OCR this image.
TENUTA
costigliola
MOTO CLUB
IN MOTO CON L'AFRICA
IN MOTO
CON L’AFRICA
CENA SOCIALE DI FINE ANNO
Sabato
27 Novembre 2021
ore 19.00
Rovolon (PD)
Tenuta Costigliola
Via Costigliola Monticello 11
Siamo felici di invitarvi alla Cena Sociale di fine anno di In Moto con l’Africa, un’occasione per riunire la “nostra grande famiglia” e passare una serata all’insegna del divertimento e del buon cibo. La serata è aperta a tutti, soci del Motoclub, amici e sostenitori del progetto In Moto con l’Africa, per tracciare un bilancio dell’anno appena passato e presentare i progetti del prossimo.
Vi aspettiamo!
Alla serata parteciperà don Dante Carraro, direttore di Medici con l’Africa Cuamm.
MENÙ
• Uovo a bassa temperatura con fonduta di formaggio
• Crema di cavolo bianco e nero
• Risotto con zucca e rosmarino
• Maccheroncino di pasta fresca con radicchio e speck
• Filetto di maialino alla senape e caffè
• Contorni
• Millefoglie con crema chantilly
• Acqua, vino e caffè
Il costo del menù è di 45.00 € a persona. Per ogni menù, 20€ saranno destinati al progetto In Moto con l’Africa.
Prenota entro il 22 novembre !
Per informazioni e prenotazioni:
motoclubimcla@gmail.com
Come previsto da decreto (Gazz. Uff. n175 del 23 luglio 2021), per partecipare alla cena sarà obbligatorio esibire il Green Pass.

──────

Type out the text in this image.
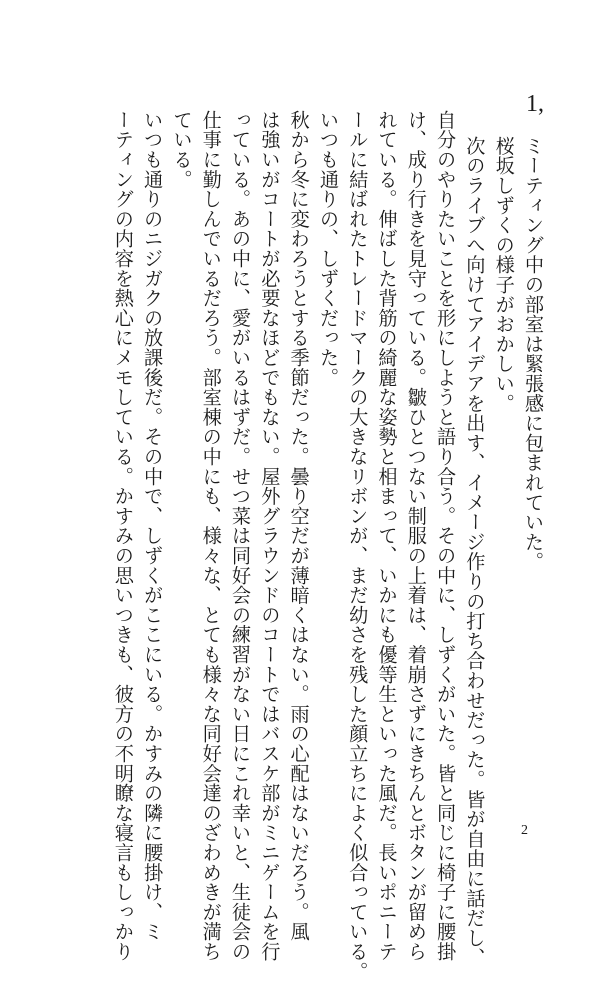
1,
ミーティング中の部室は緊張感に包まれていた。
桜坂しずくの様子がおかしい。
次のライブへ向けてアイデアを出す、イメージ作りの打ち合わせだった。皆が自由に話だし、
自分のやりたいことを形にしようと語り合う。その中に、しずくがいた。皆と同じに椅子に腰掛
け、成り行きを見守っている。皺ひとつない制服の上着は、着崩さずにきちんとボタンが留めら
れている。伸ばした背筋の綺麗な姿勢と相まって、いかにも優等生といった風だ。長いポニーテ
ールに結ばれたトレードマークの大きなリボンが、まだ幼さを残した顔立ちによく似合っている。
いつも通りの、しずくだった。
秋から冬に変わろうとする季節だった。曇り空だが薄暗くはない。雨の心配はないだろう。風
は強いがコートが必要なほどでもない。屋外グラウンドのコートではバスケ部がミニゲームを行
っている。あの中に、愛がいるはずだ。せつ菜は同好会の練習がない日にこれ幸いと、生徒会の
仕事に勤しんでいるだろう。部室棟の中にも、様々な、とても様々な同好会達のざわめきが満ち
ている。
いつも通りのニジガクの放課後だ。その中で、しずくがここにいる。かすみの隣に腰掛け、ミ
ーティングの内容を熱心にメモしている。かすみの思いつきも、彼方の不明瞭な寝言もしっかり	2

──────

* **WHAT YOU HAVE TO DO**:
From the listing, copy every line where the string "this" appears.

* **WRITTEN ANSWER**:
OCR this image.
Type out the text in this image.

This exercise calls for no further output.